[Task] Can you print out the bounding box entries below, keeping every line identical to the original?

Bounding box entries
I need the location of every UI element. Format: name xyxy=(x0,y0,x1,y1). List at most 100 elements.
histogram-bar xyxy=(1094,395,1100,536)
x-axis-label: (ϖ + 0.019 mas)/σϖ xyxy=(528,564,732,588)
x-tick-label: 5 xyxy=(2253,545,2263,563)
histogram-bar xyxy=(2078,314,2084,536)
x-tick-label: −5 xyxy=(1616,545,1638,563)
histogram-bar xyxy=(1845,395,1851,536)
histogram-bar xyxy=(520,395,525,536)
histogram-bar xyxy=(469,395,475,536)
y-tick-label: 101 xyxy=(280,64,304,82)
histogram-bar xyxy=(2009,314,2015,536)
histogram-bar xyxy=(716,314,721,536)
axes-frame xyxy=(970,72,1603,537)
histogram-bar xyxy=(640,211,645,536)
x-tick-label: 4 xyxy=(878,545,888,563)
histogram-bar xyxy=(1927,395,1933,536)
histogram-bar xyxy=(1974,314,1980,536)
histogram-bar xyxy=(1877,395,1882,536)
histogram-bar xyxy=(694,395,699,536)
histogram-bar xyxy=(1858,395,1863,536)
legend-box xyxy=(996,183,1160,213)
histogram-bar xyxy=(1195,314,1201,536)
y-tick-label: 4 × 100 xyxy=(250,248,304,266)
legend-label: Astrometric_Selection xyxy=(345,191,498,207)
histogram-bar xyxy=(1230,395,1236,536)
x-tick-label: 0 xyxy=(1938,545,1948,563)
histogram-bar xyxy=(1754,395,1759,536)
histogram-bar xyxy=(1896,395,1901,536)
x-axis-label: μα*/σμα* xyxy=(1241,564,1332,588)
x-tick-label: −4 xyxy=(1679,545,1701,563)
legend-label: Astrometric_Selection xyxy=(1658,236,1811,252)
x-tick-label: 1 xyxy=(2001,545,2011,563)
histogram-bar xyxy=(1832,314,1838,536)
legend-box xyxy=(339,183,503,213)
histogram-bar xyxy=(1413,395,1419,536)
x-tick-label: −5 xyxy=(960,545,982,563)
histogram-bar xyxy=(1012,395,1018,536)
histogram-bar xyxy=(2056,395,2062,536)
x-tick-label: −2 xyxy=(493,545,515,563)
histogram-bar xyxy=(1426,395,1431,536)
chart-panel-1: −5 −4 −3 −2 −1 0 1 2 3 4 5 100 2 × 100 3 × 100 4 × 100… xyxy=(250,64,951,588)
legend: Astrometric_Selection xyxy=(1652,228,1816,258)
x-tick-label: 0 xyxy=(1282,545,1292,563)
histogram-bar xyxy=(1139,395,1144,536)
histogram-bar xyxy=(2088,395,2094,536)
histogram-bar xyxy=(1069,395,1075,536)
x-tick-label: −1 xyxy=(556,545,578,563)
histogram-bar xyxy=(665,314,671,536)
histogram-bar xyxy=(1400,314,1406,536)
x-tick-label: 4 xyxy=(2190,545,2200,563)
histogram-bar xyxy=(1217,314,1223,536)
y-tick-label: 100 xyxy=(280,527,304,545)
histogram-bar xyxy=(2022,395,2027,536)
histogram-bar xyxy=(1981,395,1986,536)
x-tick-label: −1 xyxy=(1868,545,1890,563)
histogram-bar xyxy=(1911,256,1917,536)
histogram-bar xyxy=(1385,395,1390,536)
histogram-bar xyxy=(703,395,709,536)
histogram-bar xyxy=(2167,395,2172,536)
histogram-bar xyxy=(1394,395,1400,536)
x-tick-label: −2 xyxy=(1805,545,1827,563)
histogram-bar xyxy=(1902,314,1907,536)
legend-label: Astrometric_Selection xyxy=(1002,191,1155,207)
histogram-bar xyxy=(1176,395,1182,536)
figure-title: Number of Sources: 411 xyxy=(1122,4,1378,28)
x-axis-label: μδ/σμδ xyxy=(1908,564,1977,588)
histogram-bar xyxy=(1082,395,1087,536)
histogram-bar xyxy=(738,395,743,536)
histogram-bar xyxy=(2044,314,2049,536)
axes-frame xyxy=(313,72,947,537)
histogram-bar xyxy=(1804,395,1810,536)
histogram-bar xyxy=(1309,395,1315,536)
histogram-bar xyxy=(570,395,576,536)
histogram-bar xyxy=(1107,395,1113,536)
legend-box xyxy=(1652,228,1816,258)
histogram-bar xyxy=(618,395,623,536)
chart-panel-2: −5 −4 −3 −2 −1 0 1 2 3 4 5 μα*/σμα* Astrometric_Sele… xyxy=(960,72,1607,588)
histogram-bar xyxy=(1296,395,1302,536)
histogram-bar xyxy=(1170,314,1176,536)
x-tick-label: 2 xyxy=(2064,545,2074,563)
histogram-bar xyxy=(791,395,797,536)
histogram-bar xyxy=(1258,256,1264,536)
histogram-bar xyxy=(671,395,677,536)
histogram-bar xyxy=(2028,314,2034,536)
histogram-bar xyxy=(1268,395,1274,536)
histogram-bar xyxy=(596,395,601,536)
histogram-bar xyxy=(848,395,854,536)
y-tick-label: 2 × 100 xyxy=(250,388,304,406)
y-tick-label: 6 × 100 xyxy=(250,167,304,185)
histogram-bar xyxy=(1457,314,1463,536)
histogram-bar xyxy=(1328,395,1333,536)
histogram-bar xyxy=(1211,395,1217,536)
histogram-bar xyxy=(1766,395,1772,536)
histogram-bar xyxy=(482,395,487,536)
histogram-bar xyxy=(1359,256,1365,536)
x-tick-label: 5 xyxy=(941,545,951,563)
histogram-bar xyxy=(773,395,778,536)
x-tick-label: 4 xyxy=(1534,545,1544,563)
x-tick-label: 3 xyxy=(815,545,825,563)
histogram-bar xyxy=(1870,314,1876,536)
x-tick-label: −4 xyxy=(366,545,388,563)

[Exercise answer]
I need the location of every UI element. Format: name xyxy=(x0,y0,x1,y1). List at most 100 elements.
histogram-bar xyxy=(1094,395,1100,536)
x-axis-label: (ϖ + 0.019 mas)/σϖ xyxy=(528,564,732,588)
x-tick-label: 5 xyxy=(2253,545,2263,563)
histogram-bar xyxy=(2078,314,2084,536)
x-tick-label: −5 xyxy=(1616,545,1638,563)
histogram-bar xyxy=(1845,395,1851,536)
histogram-bar xyxy=(520,395,525,536)
histogram-bar xyxy=(469,395,475,536)
y-tick-label: 101 xyxy=(280,64,304,82)
histogram-bar xyxy=(2009,314,2015,536)
histogram-bar xyxy=(716,314,721,536)
axes-frame xyxy=(970,72,1603,537)
histogram-bar xyxy=(640,211,645,536)
x-tick-label: 4 xyxy=(878,545,888,563)
histogram-bar xyxy=(1927,395,1933,536)
histogram-bar xyxy=(1974,314,1980,536)
histogram-bar xyxy=(1877,395,1882,536)
histogram-bar xyxy=(694,395,699,536)
histogram-bar xyxy=(1858,395,1863,536)
legend-box xyxy=(996,183,1160,213)
histogram-bar xyxy=(1195,314,1201,536)
y-tick-label: 4 × 100 xyxy=(250,248,304,266)
legend-label: Astrometric_Selection xyxy=(345,191,498,207)
histogram-bar xyxy=(1230,395,1236,536)
x-tick-label: 0 xyxy=(1938,545,1948,563)
histogram-bar xyxy=(1754,395,1759,536)
histogram-bar xyxy=(1896,395,1901,536)
x-axis-label: μα*/σμα* xyxy=(1241,564,1332,588)
x-tick-label: −4 xyxy=(1679,545,1701,563)
legend-label: Astrometric_Selection xyxy=(1658,236,1811,252)
x-tick-label: 1 xyxy=(2001,545,2011,563)
histogram-bar xyxy=(1832,314,1838,536)
legend-box xyxy=(339,183,503,213)
histogram-bar xyxy=(1413,395,1419,536)
x-tick-label: −5 xyxy=(960,545,982,563)
histogram-bar xyxy=(1012,395,1018,536)
histogram-bar xyxy=(2056,395,2062,536)
x-tick-label: −2 xyxy=(493,545,515,563)
histogram-bar xyxy=(1426,395,1431,536)
chart-panel-1: −5 −4 −3 −2 −1 0 1 2 3 4 5 100 2 × 100 3 × 100 4 × 100… xyxy=(250,64,951,588)
legend: Astrometric_Selection xyxy=(1652,228,1816,258)
x-tick-label: 0 xyxy=(1282,545,1292,563)
histogram-bar xyxy=(1139,395,1144,536)
histogram-bar xyxy=(2088,395,2094,536)
histogram-bar xyxy=(1069,395,1075,536)
x-tick-label: −1 xyxy=(556,545,578,563)
histogram-bar xyxy=(665,314,671,536)
histogram-bar xyxy=(1400,314,1406,536)
x-tick-label: 4 xyxy=(2190,545,2200,563)
histogram-bar xyxy=(1217,314,1223,536)
y-tick-label: 100 xyxy=(280,527,304,545)
histogram-bar xyxy=(2022,395,2027,536)
histogram-bar xyxy=(1981,395,1986,536)
x-tick-label: −1 xyxy=(1868,545,1890,563)
histogram-bar xyxy=(1911,256,1917,536)
histogram-bar xyxy=(1385,395,1390,536)
histogram-bar xyxy=(703,395,709,536)
histogram-bar xyxy=(2167,395,2172,536)
histogram-bar xyxy=(1394,395,1400,536)
x-tick-label: −2 xyxy=(1805,545,1827,563)
histogram-bar xyxy=(1902,314,1907,536)
legend-label: Astrometric_Selection xyxy=(1002,191,1155,207)
histogram-bar xyxy=(1176,395,1182,536)
figure-title: Number of Sources: 411 xyxy=(1122,4,1378,28)
x-axis-label: μδ/σμδ xyxy=(1908,564,1977,588)
histogram-bar xyxy=(1082,395,1087,536)
histogram-bar xyxy=(738,395,743,536)
histogram-bar xyxy=(2044,314,2049,536)
axes-frame xyxy=(313,72,947,537)
histogram-bar xyxy=(1804,395,1810,536)
histogram-bar xyxy=(1309,395,1315,536)
histogram-bar xyxy=(570,395,576,536)
histogram-bar xyxy=(1107,395,1113,536)
legend-box xyxy=(1652,228,1816,258)
histogram-bar xyxy=(618,395,623,536)
chart-panel-2: −5 −4 −3 −2 −1 0 1 2 3 4 5 μα*/σμα* Astrometric_Sele… xyxy=(960,72,1607,588)
histogram-bar xyxy=(1296,395,1302,536)
histogram-bar xyxy=(1170,314,1176,536)
x-tick-label: 2 xyxy=(2064,545,2074,563)
histogram-bar xyxy=(791,395,797,536)
histogram-bar xyxy=(1258,256,1264,536)
histogram-bar xyxy=(671,395,677,536)
histogram-bar xyxy=(2028,314,2034,536)
histogram-bar xyxy=(1268,395,1274,536)
histogram-bar xyxy=(596,395,601,536)
histogram-bar xyxy=(848,395,854,536)
y-tick-label: 2 × 100 xyxy=(250,388,304,406)
y-tick-label: 6 × 100 xyxy=(250,167,304,185)
histogram-bar xyxy=(1457,314,1463,536)
histogram-bar xyxy=(1328,395,1333,536)
histogram-bar xyxy=(1211,395,1217,536)
histogram-bar xyxy=(1766,395,1772,536)
histogram-bar xyxy=(482,395,487,536)
histogram-bar xyxy=(1359,256,1365,536)
x-tick-label: 5 xyxy=(941,545,951,563)
histogram-bar xyxy=(773,395,778,536)
x-tick-label: 4 xyxy=(1534,545,1544,563)
x-tick-label: 3 xyxy=(815,545,825,563)
histogram-bar xyxy=(1870,314,1876,536)
x-tick-label: −4 xyxy=(366,545,388,563)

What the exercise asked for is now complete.